» Task to carry out:
Print, exactly and completely, every entry in the data.

*-*-*

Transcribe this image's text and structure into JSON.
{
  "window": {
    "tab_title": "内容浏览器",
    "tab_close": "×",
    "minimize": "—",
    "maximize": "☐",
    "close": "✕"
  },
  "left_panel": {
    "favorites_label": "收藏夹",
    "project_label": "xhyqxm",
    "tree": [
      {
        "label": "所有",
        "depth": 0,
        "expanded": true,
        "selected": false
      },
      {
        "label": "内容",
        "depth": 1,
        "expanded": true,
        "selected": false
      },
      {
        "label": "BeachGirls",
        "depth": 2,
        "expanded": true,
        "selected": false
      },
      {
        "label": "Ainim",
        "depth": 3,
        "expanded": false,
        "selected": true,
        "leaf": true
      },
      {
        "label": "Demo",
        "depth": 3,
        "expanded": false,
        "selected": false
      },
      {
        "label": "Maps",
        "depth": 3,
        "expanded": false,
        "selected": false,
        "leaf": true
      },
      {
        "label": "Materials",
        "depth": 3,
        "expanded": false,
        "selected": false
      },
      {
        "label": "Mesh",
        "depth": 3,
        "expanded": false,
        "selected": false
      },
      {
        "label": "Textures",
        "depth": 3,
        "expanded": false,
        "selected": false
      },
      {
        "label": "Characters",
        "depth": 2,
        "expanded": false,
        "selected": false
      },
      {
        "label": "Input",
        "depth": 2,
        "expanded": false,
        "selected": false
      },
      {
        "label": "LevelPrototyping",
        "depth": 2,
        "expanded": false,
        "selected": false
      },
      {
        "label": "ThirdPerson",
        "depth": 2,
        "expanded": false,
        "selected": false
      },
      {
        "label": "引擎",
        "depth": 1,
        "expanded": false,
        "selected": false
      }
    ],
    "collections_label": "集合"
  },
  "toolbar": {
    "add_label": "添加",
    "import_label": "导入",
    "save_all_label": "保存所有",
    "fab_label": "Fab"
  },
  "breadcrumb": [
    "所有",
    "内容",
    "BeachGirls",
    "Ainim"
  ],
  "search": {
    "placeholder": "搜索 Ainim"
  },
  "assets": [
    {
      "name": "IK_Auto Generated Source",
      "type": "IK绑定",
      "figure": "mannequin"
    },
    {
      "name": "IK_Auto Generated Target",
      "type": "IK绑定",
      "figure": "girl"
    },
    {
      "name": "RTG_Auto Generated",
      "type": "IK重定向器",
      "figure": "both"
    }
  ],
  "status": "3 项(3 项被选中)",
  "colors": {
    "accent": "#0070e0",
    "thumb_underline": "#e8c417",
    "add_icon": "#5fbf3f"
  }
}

*-*-*

» Response:
Transcribe this image's text and structure into JSON.
{
  "window": {
    "tab_title": "内容浏览器",
    "tab_close": "×",
    "minimize": "—",
    "maximize": "☐",
    "close": "✕"
  },
  "left_panel": {
    "favorites_label": "收藏夹",
    "project_label": "xhyqxm",
    "tree": [
      {
        "label": "所有",
        "depth": 0,
        "expanded": true,
        "selected": false
      },
      {
        "label": "内容",
        "depth": 1,
        "expanded": true,
        "selected": false
      },
      {
        "label": "BeachGirls",
        "depth": 2,
        "expanded": true,
        "selected": false
      },
      {
        "label": "Ainim",
        "depth": 3,
        "expanded": false,
        "selected": true,
        "leaf": true
      },
      {
        "label": "Demo",
        "depth": 3,
        "expanded": false,
        "selected": false
      },
      {
        "label": "Maps",
        "depth": 3,
        "expanded": false,
        "selected": false,
        "leaf": true
      },
      {
        "label": "Materials",
        "depth": 3,
        "expanded": false,
        "selected": false
      },
      {
        "label": "Mesh",
        "depth": 3,
        "expanded": false,
        "selected": false
      },
      {
        "label": "Textures",
        "depth": 3,
        "expanded": false,
        "selected": false
      },
      {
        "label": "Characters",
        "depth": 2,
        "expanded": false,
        "selected": false
      },
      {
        "label": "Input",
        "depth": 2,
        "expanded": false,
        "selected": false
      },
      {
        "label": "LevelPrototyping",
        "depth": 2,
        "expanded": false,
        "selected": false
      },
      {
        "label": "ThirdPerson",
        "depth": 2,
        "expanded": false,
        "selected": false
      },
      {
        "label": "引擎",
        "depth": 1,
        "expanded": false,
        "selected": false
      }
    ],
    "collections_label": "集合"
  },
  "toolbar": {
    "add_label": "添加",
    "import_label": "导入",
    "save_all_label": "保存所有",
    "fab_label": "Fab"
  },
  "breadcrumb": [
    "所有",
    "内容",
    "BeachGirls",
    "Ainim"
  ],
  "search": {
    "placeholder": "搜索 Ainim"
  },
  "assets": [
    {
      "name": "IK_Auto Generated Source",
      "type": "IK绑定",
      "figure": "mannequin"
    },
    {
      "name": "IK_Auto Generated Target",
      "type": "IK绑定",
      "figure": "girl"
    },
    {
      "name": "RTG_Auto Generated",
      "type": "IK重定向器",
      "figure": "both"
    }
  ],
  "status": "3 项(3 项被选中)",
  "colors": {
    "accent": "#0070e0",
    "thumb_underline": "#e8c417",
    "add_icon": "#5fbf3f"
  }
}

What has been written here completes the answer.